>> Begin Task material

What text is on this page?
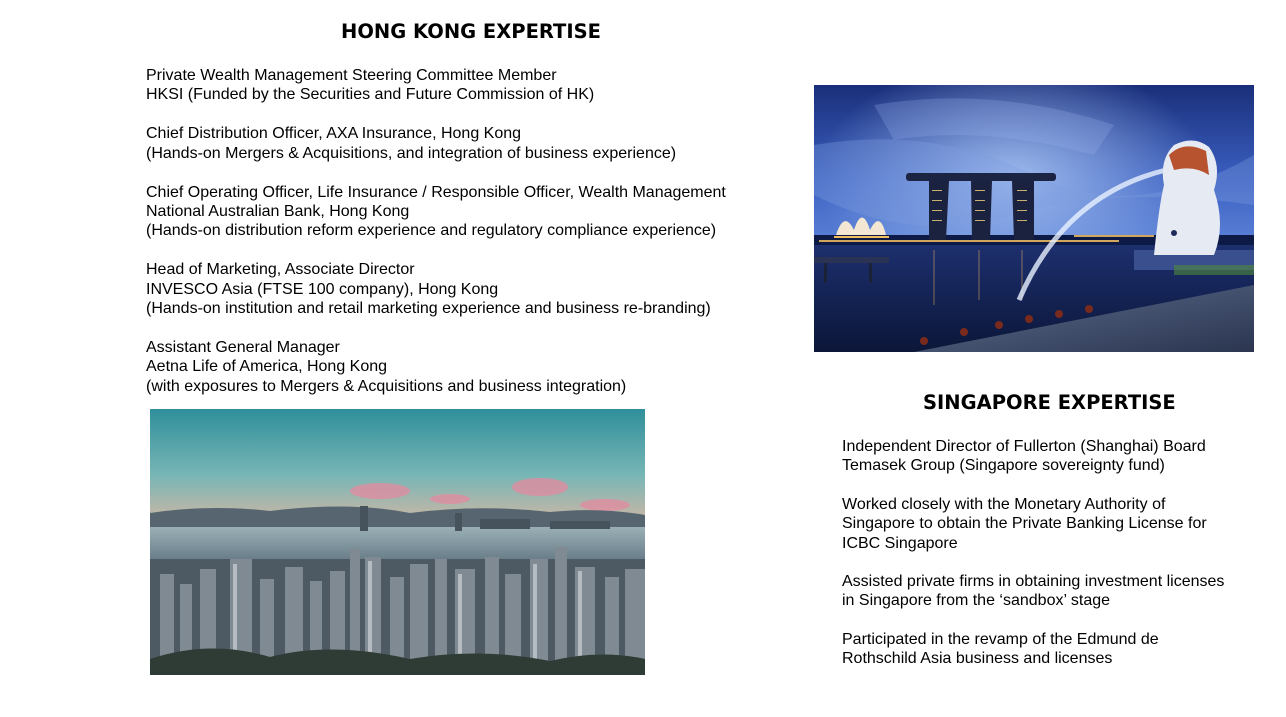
HONG KONG EXPERTISE
Private Wealth Management Steering Committee Member
HKSI (Funded by the Securities and Future Commission of HK)
Chief Distribution Officer, AXA Insurance, Hong Kong
(Hands-on Mergers & Acquisitions, and integration of business experience)
Chief Operating Officer, Life Insurance / Responsible Officer, Wealth Management
National Australian Bank, Hong Kong
(Hands-on distribution reform experience and regulatory compliance experience)
Head of Marketing, Associate Director
INVESCO Asia (FTSE 100 company), Hong Kong
(Hands-on institution and retail marketing experience and business re-branding)
Assistant General Manager
Aetna Life of America, Hong Kong
(with exposures to Mergers & Acquisitions and business integration)
SINGAPORE EXPERTISE
Independent Director of Fullerton (Shanghai) Board
Temasek Group (Singapore sovereignty fund)
Worked closely with the Monetary Authority of
Singapore to obtain the Private Banking License for
ICBC Singapore
Assisted private firms in obtaining investment licenses
in Singapore from the ‘sandbox’ stage
Participated in the revamp of the Edmund de
Rothschild Asia business and licenses
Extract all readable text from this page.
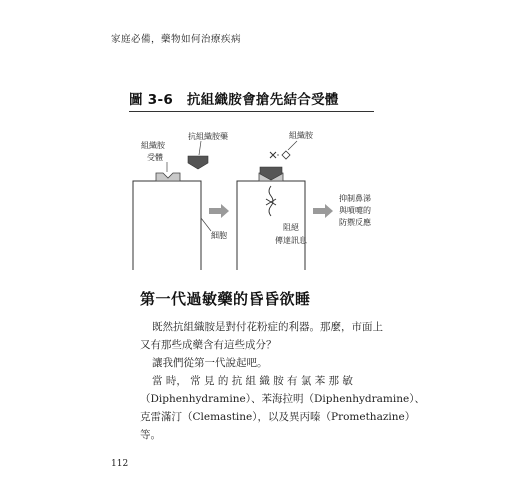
家庭必備，藥物如何治療疾病
圖 3-6　抗組織胺會搶先結合受體
組織胺
受體
抗組織胺藥
細胞
組織胺
阻絕
傳達訊息
抑制鼻涕
與噴嚏的
防禦反應
第一代過敏藥的昏昏欲睡
既然抗組織胺是對付花粉症的利器。那麼，市面上
又有那些成藥含有這些成分？
讓我們從第一代說起吧。
當 時， 常 見 的 抗 組 織 胺 有 氯 苯 那 敏
（Diphenhydramine）、苯海拉明（Diphenhydramine）、
克雷滿汀（Clemastine），以及異丙嗪（Promethazine）
等。
112
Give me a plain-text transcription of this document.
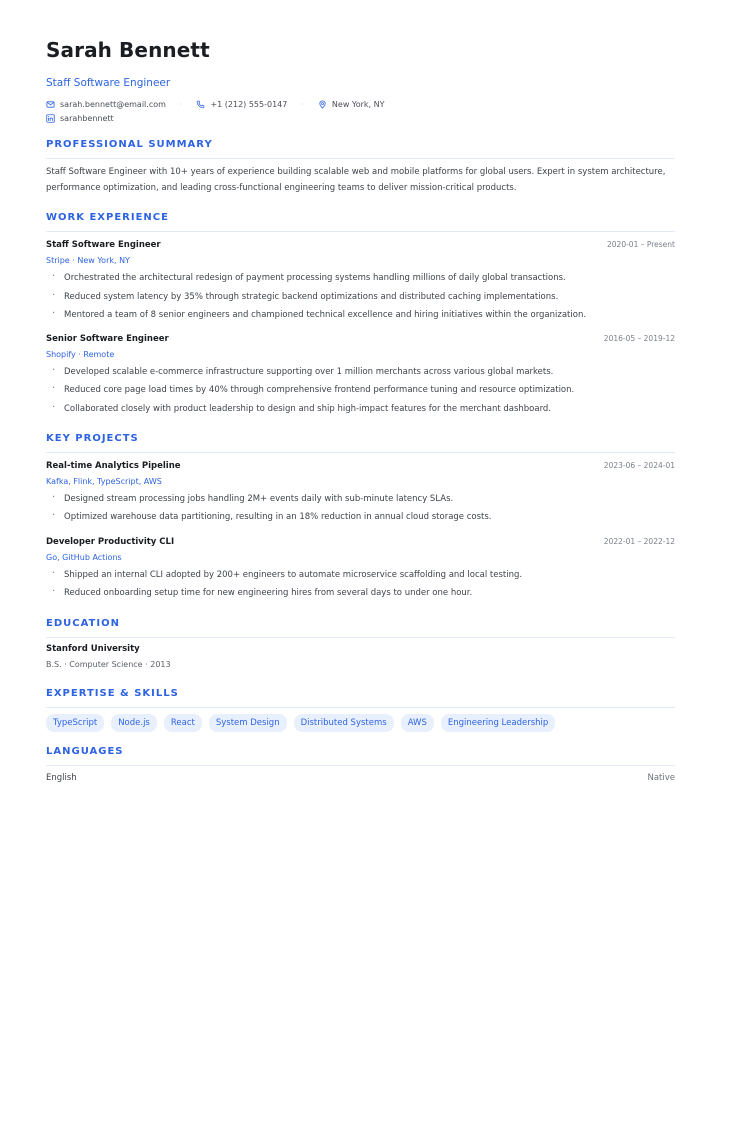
Sarah Bennett
Staff Software Engineer
sarah.bennett@email.com ·	+1 (212) 555-0147 ·	New York, NY
sarahbennett
PROFESSIONAL SUMMARY
Staff Software Engineer with 10+ years of experience building scalable web and mobile platforms for global users. Expert in system architecture, performance optimization, and leading cross-functional engineering teams to deliver mission-critical products.
WORK EXPERIENCE
Staff Software Engineer	2020-01 – Present
Stripe · New York, NY
· Orchestrated the architectural redesign of payment processing systems handling millions of daily global transactions.
· Reduced system latency by 35% through strategic backend optimizations and distributed caching implementations.
· Mentored a team of 8 senior engineers and championed technical excellence and hiring initiatives within the organization.
Senior Software Engineer	2016-05 – 2019-12
Shopify · Remote
· Developed scalable e-commerce infrastructure supporting over 1 million merchants across various global markets.
· Reduced core page load times by 40% through comprehensive frontend performance tuning and resource optimization.
· Collaborated closely with product leadership to design and ship high-impact features for the merchant dashboard.
KEY PROJECTS
Real-time Analytics Pipeline	2023-06 – 2024-01
Kafka, Flink, TypeScript, AWS
· Designed stream processing jobs handling 2M+ events daily with sub-minute latency SLAs.
· Optimized warehouse data partitioning, resulting in an 18% reduction in annual cloud storage costs.
Developer Productivity CLI	2022-01 – 2022-12
Go, GitHub Actions
· Shipped an internal CLI adopted by 200+ engineers to automate microservice scaffolding and local testing.
· Reduced onboarding setup time for new engineering hires from several days to under one hour.
EDUCATION
Stanford University
B.S. · Computer Science · 2013
EXPERTISE & SKILLS
TypeScript	Node.js	React	System Design	Distributed Systems	AWS	Engineering Leadership
LANGUAGES
English	Native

>> End Task material

Work to complete - Copy every line above that holds the word "closely".

Solved exercise -
Worked closely with the Monetary Authority of
· Collaborated closely with product leadership to design and ship high-impact features for the merchant dashboard.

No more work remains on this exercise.